From the trial judge's reasons below, set down word for word the passage that begins with "[ 12 ] The trial" and ends after "on this basis.".

### Extract
■ ■ ■ ■ ■
Trial Judge’s Reasons
[ 11 ] The trial judge outlined the relevant principles in deciding the case. The trial judge recognized that the appellant was presumed innocent and that the Crown had the burden to prove guilt beyond a reasonable doubt.
[ 12 ] The trial judge recognized this was a credibility case and that the defendant received the benefit of the doubt respecting credibility, applying the principles set out in R. v. W.(D.) , 1991 93 (SCC) , [1991] 1 S.C.R. 742 . The trial judge also noted that where the court is convinced of the truth of the complainant’s evidence, that may be a sufficient basis to ground a conviction, although the trial judge did not convict on this basis.
[ 13 ] The trial judge found the complainant credible for the most part. There were however some points that caused the trial judge concern. He did not accept the complainant’s evidence that she paid her own rent and expenses for the first two years after she left, because her income would not have covered the expenses. He also found that she was evasive about her reasons for coming to Canada. The trial judge also rejected the complainant’s evidence that the appellant bit her vagina as severely as she claimed and found that there was an omission in her statement to police that her mother was present for the mischief in 2019 as she testified at trial.
[ 14 ] The trial judge did not find the appellant’s evidence to be as impressive as the complainant’s evidence, but he did not find that it was totally unworthy of belief. The trial judge accepted the appellant’s version about what happened with the cell phone given that he replaced the phone shortly after he stated he damaged it accidently.
[ 15 ] Ultimately, the trial judge found that the complainant’s evidence by itself was not so credible that it overwhelmed the appellant’s evidence, and that absent corroborative evidence he could not find the appellant guilty of the offences.
■ ■ ■ ■ ■
### Dataset excerpts
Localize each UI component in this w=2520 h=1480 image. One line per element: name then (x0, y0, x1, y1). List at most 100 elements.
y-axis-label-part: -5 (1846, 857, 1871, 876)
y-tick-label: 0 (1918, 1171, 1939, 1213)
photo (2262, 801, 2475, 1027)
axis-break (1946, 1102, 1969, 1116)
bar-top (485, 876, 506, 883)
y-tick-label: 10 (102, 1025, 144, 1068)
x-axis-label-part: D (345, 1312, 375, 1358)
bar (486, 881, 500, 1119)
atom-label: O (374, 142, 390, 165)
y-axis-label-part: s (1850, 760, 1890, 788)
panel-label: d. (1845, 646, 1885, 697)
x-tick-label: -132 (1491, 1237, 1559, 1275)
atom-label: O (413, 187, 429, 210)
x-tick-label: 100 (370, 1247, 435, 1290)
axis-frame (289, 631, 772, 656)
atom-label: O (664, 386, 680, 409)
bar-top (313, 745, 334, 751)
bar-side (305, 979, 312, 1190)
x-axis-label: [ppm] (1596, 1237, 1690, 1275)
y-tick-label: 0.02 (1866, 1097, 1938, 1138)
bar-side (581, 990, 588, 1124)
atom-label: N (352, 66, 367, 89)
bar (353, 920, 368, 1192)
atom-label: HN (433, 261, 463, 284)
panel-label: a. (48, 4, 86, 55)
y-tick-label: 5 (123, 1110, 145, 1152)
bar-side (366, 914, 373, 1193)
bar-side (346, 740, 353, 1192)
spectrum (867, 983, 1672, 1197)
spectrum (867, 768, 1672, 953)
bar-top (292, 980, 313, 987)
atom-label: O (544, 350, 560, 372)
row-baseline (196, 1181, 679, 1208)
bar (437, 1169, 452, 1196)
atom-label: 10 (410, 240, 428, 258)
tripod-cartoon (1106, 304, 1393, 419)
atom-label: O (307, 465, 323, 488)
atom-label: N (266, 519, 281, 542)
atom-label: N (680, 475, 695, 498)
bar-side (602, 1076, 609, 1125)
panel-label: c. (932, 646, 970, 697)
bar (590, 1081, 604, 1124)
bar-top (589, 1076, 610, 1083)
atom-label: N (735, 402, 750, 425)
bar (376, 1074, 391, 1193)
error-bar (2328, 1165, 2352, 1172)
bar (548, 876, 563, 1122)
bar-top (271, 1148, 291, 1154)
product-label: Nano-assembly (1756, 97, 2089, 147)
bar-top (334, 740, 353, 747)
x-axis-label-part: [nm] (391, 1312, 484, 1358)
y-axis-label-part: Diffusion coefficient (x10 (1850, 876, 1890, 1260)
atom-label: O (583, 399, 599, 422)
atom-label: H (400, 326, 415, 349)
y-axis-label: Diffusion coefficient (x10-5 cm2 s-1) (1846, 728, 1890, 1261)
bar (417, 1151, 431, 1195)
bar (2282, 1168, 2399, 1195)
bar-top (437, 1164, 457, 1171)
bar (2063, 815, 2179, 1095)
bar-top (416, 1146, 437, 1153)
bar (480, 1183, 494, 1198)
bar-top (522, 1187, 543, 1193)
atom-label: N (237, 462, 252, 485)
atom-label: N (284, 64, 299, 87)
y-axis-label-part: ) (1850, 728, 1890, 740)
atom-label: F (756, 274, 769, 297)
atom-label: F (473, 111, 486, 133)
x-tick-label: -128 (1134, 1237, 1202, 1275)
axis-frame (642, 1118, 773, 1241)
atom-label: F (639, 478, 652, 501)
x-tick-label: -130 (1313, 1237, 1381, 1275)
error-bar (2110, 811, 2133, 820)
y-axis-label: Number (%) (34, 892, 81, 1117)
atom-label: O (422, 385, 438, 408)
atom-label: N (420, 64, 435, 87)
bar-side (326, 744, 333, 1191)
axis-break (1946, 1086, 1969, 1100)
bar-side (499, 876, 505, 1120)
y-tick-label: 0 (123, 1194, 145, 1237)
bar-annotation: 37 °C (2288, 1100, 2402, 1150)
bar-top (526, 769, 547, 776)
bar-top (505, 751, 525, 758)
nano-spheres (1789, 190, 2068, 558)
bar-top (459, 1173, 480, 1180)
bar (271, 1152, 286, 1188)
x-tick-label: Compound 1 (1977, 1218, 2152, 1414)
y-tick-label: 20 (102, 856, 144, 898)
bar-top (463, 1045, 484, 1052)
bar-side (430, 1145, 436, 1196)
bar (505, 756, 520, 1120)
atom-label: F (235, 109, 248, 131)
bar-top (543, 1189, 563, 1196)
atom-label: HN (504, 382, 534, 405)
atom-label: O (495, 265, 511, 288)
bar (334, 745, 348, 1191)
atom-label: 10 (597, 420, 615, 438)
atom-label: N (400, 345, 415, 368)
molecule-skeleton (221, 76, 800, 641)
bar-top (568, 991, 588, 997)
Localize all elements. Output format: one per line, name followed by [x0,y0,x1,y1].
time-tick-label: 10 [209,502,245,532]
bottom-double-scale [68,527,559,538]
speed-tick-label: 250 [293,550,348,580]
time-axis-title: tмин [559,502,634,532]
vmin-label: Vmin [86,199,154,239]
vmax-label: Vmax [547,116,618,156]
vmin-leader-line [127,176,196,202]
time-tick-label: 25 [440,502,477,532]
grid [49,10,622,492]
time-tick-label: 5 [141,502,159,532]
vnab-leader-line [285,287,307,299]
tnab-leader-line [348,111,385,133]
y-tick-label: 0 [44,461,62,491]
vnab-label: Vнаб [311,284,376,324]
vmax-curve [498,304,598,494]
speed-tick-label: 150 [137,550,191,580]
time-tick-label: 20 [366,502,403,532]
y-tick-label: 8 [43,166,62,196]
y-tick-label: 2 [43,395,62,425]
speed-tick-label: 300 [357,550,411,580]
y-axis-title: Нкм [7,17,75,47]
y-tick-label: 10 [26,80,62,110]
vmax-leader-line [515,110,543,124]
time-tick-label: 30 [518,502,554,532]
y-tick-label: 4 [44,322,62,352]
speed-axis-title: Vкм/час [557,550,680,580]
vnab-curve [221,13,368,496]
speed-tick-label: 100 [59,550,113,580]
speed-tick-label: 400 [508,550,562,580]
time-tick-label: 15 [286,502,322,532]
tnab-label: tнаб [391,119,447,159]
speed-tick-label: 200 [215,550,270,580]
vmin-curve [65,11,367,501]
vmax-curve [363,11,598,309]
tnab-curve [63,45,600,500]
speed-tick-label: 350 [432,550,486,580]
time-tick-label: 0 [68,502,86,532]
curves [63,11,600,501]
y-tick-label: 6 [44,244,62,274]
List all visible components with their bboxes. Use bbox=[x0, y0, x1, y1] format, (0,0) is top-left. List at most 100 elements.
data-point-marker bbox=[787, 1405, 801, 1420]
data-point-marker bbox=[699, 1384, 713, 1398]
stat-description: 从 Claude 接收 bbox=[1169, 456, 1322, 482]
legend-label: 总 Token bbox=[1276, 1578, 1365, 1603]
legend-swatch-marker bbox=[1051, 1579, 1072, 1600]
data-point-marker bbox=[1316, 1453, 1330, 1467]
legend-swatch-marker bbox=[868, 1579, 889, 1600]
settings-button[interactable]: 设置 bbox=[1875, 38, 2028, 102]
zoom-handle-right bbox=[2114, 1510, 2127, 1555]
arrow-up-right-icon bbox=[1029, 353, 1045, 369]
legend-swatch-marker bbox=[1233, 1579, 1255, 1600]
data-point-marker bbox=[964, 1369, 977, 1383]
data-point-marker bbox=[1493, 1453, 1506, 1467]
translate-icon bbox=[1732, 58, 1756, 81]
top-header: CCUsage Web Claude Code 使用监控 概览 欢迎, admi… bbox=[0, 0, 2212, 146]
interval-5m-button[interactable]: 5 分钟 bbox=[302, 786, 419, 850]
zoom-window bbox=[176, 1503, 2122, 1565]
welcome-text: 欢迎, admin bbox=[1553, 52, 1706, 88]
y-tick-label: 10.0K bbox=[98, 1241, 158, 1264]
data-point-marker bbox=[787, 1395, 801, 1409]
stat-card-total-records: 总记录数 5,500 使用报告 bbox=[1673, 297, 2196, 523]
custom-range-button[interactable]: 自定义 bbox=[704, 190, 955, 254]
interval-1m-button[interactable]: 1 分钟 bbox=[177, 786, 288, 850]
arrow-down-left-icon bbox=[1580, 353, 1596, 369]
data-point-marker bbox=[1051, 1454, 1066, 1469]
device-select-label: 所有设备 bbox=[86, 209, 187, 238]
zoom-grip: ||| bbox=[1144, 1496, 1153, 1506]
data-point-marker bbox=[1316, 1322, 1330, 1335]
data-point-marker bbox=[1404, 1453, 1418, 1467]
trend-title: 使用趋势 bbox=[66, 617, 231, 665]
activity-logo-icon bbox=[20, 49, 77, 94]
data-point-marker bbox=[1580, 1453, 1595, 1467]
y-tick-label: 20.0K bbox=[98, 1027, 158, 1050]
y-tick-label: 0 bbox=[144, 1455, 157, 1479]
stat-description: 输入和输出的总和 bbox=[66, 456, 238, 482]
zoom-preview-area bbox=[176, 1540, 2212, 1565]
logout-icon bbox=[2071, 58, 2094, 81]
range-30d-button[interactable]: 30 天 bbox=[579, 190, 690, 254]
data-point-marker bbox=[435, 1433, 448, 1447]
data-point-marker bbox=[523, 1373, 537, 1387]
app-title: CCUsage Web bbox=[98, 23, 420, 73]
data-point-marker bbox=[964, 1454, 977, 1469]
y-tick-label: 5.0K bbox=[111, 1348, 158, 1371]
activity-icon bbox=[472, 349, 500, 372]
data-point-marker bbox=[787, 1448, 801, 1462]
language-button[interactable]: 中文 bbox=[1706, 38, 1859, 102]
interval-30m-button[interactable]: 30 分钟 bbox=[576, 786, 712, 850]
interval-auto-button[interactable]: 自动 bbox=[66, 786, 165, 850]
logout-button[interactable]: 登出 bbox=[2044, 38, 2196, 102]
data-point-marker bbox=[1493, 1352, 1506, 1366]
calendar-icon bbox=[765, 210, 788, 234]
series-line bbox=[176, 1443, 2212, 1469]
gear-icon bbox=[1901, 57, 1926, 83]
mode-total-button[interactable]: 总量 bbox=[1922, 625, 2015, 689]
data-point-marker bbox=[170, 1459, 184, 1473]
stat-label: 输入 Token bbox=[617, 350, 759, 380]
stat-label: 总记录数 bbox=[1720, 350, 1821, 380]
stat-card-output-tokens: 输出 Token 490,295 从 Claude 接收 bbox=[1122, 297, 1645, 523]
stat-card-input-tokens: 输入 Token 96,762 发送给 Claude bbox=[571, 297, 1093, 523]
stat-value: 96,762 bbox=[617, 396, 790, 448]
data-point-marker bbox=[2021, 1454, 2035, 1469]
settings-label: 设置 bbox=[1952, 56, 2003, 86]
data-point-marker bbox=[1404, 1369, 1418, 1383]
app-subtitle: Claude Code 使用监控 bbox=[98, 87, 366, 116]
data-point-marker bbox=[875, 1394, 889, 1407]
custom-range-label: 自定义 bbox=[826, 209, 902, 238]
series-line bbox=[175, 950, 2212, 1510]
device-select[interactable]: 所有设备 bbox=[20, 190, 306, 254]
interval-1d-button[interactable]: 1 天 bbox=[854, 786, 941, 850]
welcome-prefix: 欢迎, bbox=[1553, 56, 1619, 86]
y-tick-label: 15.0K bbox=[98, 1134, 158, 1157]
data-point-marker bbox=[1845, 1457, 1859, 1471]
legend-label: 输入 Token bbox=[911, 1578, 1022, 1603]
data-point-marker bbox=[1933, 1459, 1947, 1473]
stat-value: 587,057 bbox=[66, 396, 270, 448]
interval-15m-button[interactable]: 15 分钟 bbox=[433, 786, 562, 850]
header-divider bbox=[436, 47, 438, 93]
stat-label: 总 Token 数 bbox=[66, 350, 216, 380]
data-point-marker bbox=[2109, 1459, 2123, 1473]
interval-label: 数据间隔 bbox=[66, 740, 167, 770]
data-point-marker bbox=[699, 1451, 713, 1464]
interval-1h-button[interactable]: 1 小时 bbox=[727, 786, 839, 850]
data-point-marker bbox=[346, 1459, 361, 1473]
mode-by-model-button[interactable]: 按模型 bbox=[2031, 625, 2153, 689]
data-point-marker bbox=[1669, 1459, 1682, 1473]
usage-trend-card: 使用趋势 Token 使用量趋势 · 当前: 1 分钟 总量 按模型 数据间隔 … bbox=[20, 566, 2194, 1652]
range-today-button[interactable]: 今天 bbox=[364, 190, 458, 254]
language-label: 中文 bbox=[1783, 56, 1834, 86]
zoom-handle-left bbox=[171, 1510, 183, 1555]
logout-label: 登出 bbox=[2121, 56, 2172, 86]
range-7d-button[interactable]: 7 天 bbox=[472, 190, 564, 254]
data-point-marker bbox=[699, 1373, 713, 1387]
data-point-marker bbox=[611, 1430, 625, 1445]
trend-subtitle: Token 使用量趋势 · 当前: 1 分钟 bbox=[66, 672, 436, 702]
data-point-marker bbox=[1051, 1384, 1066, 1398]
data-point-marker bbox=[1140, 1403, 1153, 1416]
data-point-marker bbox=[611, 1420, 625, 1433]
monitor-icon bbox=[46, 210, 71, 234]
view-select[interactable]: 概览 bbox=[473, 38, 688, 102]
■ ■ ■ ■ ■
### Solution to this exercise
[ 12 ] The trial judge recognized this was a credibility case and that the defendant received the benefit of the doubt respecting credibility, applying the principles set out in R. v. W.(D.) , 1991 93 (SCC) , [1991] 1 S.C.R. 742 . The trial judge also noted that where the court is convinced of the truth of the complainant’s evidence, that may be a sufficient basis to ground a conviction, although the trial judge did not convict on this basis.